L’évolution de la construction de portefeuilles : ce que les familles très fortunées doivent savoir

La construction et la gestion de portefeuilles ont considérablement évolué au cours du dernier siècle, et nous continuons de constater des changements importants. Cet article mettra brièvement en lumière les points d’inflexion passés qui ont influé sur la construction de portefeuille, distinguera les familles très fortunées des autres types d’investisseurs et montrera comment une combinaison de placements fondés sur les objectifs et comment une construction de portefeuilles axés sur les résultats peuvent être utilisées pour créer des portefeuilles personnalisés appropriés pour des familles très fortunées. Nous présenterons également une méthode pour la construction du portefeuille différente des méthodes classiques.

Une brève histoire de la construction de portefeuille 

Les « Années folles » ont été la première incursion de nombreux investisseurs individuels dans les placements sur des marchés publics lors de la frénésie du marché boursier qui a culminé tragiquement dans l’effondrement de 1929, qui a été en partie responsable de la Grande Dépression. À cette époque, l’investisseur type n’avait pas ce que nous appelons aujourd’hui un portefeuille. Au lieu de cela, il possédait habituellement un ensemble très concentré d’actions (p. ex., des actions de sociétés ferroviaires cotées en bourse).

En fait, le concept de « portefeuille » de placements n’existe pas depuis si longtemps. Même si Harry Markowitz a écrit sur la « sélection des portefeuilles » dans ses études supérieures en 1952[1], son travail ne sera pas découvert avant une décennie. Markowitz a ensuite remporté le prix Nobel pour son travail sur la théorie moderne du portefeuille (« TMP ») en 1990. Cette recherche révolutionnaire explique le compromis entre les titres à faible risque comme les bons du Trésor américains et les titres à rendement plus élevé comme les actions cotées en bourse. En effet, Markowitz a soutenuqu’il existe une répartition optimale entre les actions et les obligations qui contribue à maximiser le rendement pour chaque niveau de risque, ou vu d’une autre façon, à minimiser le risque pour chaque niveau de rendement requis.

Consignes
- a) D'après l'extrait sur la construction de portefeuilles, en quelle année Harry Markowitz a-t-il remporté le prix Nobel ?
- b) Poursuivez l'extrait sur la construction de portefeuilles après sa dernière phrase.
Les enregistrements n'interviennent pas dans ce travail.

Données fournies
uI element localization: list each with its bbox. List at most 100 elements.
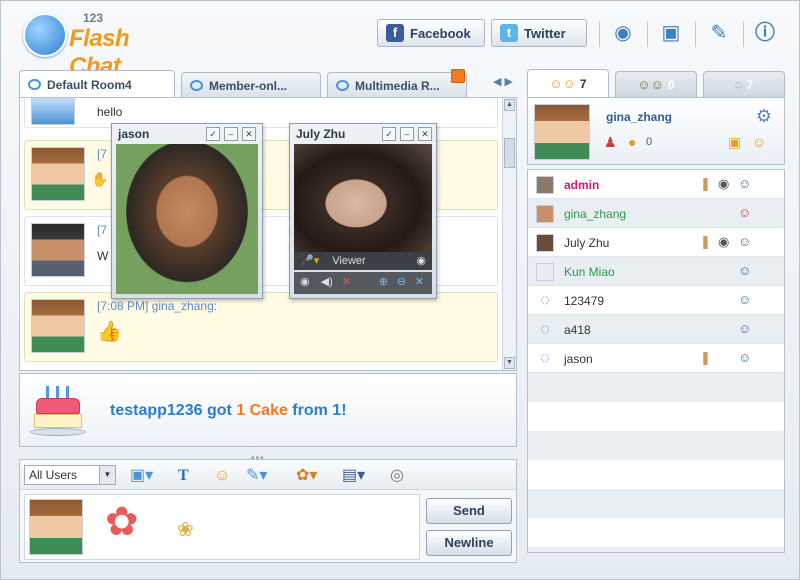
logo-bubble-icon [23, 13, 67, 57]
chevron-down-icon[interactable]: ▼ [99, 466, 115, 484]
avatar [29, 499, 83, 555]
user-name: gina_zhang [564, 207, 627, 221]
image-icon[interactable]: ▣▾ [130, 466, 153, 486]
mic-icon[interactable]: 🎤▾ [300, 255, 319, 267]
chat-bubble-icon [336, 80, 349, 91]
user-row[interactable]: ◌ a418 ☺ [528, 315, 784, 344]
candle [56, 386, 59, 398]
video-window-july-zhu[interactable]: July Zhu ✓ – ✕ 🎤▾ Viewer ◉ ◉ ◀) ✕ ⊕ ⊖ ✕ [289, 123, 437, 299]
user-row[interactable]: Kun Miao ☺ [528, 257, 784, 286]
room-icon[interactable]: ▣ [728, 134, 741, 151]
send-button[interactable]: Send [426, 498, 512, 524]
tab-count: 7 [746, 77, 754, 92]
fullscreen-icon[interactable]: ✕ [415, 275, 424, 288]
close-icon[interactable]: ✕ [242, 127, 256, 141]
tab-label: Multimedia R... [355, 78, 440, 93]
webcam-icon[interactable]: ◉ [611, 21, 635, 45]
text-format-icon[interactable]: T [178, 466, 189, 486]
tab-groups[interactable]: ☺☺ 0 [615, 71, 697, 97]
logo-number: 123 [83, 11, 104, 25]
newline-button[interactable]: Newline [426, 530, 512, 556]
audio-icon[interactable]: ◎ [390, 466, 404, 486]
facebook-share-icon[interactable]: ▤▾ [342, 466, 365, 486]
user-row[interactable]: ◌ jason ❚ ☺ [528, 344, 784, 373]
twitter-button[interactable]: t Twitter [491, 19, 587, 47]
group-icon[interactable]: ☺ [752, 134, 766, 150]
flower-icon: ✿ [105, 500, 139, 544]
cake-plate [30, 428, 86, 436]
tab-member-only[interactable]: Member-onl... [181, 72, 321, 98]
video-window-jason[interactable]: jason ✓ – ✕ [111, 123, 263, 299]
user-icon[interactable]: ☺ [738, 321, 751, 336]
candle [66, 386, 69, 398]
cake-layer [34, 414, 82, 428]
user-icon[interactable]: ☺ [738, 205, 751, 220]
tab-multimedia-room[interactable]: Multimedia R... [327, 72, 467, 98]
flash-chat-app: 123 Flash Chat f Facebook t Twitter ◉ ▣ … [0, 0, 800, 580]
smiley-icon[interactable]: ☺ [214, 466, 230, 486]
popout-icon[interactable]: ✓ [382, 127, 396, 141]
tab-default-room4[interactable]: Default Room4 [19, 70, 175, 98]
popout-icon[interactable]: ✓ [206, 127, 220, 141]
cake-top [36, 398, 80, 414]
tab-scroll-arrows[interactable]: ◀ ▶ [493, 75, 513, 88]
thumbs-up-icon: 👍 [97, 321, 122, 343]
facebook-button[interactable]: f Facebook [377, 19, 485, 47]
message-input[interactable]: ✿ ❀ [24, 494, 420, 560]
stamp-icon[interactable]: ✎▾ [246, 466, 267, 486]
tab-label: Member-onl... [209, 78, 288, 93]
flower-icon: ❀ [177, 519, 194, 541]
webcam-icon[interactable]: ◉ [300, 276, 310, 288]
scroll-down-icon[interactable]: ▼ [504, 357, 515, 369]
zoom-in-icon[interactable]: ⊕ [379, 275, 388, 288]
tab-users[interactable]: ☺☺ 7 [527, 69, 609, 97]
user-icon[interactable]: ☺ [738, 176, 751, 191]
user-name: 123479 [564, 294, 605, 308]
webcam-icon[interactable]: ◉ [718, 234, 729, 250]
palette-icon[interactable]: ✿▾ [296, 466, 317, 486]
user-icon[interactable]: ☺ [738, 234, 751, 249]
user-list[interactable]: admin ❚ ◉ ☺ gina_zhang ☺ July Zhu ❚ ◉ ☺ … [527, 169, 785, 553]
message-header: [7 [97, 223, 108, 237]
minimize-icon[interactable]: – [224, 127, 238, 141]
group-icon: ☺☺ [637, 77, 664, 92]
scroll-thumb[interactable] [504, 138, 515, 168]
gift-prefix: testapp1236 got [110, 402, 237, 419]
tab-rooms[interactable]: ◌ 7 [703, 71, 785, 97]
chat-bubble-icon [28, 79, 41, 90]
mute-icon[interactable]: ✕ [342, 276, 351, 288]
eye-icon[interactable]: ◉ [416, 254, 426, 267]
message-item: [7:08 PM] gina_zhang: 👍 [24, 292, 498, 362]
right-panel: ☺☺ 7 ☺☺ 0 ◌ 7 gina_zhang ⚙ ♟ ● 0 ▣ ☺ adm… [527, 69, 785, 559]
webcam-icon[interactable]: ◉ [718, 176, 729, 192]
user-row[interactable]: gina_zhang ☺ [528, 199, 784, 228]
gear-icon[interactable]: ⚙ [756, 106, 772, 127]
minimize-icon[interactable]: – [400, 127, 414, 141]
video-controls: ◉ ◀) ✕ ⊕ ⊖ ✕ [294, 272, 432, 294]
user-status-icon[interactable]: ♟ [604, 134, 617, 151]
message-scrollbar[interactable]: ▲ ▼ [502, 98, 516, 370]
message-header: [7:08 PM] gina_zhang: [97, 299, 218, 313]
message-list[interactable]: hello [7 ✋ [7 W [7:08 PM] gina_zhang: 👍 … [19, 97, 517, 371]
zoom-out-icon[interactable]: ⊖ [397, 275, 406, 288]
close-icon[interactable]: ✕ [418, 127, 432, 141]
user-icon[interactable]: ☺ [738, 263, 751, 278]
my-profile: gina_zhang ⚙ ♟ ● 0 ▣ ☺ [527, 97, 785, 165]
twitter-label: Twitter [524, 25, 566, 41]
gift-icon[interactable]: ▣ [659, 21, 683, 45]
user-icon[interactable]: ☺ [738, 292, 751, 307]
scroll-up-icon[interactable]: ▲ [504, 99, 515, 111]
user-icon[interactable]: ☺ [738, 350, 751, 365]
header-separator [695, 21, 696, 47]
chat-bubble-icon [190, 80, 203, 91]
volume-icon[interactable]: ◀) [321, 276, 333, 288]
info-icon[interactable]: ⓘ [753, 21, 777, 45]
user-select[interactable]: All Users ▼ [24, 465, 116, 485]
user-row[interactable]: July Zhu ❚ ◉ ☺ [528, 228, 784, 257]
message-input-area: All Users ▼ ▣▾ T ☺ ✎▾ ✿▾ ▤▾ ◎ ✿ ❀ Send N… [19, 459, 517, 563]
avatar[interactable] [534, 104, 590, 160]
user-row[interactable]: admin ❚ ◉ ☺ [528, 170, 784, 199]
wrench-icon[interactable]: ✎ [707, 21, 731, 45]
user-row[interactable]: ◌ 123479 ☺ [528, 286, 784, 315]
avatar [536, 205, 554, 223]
...
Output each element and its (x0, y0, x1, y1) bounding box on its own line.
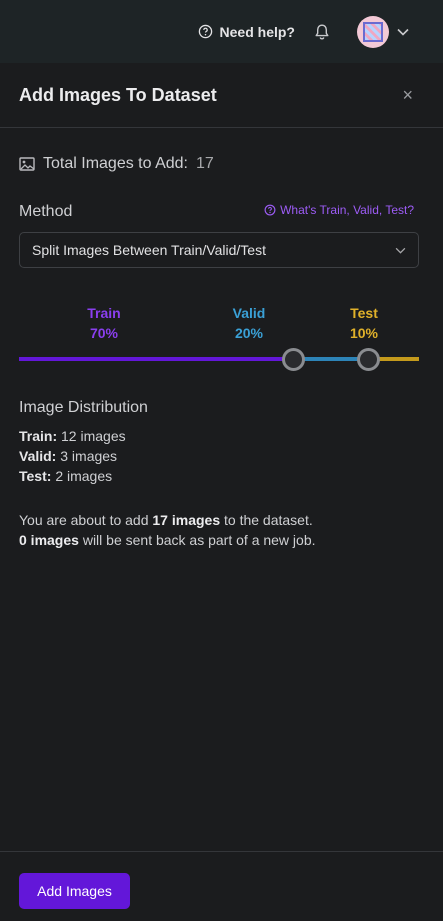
...
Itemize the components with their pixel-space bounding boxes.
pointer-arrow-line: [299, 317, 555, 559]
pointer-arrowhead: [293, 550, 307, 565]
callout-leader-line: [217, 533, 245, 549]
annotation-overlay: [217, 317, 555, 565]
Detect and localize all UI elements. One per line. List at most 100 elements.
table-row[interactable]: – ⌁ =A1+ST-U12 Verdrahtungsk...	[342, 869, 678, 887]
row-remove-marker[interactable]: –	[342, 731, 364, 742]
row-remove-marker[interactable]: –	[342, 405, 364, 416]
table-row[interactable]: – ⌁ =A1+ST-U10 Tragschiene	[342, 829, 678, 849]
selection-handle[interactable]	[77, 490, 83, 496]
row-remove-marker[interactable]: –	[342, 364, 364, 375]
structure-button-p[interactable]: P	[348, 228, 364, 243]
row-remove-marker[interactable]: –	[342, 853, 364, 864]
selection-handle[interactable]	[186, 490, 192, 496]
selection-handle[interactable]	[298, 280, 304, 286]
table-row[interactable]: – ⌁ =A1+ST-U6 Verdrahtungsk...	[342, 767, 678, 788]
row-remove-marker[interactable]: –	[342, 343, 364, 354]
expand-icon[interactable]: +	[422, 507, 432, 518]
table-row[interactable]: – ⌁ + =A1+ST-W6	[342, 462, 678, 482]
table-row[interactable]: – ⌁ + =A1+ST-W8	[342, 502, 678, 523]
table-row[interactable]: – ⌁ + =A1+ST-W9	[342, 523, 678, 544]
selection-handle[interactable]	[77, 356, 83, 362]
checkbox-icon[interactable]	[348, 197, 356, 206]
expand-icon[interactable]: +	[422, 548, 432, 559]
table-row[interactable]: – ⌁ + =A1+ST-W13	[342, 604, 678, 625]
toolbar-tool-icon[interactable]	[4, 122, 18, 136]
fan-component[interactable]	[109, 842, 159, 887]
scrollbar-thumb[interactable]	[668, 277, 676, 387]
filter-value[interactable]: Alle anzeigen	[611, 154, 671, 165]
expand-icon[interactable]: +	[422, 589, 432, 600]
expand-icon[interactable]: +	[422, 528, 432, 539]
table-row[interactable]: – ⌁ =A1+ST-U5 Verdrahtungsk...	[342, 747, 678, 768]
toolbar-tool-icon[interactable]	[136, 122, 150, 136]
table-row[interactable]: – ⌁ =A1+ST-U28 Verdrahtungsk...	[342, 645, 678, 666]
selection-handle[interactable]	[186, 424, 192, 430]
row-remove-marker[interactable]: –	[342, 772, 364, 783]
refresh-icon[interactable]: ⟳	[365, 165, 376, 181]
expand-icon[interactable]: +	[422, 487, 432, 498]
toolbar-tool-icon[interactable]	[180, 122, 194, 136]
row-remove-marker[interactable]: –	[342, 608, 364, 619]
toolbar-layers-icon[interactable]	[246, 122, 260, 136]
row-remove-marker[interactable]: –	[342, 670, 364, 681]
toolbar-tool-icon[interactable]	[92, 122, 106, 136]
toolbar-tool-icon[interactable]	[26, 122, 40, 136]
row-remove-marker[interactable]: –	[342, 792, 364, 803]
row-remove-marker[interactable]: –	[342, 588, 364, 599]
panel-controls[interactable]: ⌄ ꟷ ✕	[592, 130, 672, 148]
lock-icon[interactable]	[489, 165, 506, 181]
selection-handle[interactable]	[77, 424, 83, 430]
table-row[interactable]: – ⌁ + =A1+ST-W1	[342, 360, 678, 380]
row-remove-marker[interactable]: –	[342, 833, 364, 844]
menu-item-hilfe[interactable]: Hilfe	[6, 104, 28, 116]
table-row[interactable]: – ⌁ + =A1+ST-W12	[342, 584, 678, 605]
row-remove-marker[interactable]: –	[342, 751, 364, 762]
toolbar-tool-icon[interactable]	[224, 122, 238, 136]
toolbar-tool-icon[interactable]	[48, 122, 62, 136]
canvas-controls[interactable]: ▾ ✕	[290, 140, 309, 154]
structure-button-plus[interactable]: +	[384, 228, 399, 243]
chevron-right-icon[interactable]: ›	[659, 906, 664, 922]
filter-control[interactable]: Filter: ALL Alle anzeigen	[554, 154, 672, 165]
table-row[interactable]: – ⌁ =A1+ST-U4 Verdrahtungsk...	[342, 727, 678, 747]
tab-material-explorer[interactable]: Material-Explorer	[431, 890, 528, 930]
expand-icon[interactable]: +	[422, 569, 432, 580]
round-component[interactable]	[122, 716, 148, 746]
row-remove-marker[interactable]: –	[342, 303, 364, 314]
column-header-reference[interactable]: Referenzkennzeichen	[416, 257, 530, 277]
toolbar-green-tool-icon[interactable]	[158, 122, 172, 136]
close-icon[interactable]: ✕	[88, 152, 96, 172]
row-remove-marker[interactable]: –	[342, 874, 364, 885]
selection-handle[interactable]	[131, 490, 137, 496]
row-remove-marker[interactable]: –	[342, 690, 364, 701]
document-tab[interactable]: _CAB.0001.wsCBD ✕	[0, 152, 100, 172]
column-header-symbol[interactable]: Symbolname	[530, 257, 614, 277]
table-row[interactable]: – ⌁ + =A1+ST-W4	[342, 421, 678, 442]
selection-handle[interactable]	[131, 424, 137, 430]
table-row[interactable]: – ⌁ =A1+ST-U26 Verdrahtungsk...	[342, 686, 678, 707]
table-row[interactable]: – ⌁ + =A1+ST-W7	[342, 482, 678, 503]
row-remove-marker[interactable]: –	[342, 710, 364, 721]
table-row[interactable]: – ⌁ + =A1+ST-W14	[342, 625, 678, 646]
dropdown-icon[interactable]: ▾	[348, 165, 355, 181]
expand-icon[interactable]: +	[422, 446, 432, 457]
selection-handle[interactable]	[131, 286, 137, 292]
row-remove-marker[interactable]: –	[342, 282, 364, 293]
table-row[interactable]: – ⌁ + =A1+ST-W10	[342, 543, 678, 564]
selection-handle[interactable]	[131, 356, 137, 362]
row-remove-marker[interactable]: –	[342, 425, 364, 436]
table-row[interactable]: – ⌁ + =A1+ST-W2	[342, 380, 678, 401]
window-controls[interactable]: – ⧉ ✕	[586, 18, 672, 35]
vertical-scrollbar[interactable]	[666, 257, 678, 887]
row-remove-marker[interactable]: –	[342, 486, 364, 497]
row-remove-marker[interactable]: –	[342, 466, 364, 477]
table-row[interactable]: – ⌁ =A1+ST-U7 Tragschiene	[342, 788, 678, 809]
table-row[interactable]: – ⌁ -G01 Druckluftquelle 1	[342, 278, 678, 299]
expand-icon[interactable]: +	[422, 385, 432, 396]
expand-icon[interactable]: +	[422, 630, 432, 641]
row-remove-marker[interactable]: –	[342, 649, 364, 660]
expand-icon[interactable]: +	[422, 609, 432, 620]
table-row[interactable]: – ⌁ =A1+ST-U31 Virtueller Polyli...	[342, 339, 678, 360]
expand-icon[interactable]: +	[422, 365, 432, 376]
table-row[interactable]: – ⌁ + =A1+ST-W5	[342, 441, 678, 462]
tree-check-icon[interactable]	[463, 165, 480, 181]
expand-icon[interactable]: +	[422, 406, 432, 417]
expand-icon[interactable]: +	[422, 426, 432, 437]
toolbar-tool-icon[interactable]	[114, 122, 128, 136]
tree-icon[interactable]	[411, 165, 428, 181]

Réponses finales
- a) En 1990.

- b)
Le changement révolutionnaire amené par l’adoption de la TMP était de mettre l’accent sur le profil risque/rendement propre à chaque investisseur, jetant ainsi les bases de la construction moderne du portefeuille et de la répartition de l’actif. Cependant, si les premiers utilisateurs de la TMP étaient principalement des investisseurs institutionnels, elle a fini par être adoptée par les maisons de courtage de détail, puis par les sociétés de gestion de patrimoine. Le portefeuille « classique » 60/40 (c.‑à‑d. 60 % d’actions et 40 % de titres à revenu fixe) peut être attribué à Markowitz et à la TMP, et il sert de base à l’ensemble du secteur des fonds communs de placement pour l’approche de portefeuille « équilibré ».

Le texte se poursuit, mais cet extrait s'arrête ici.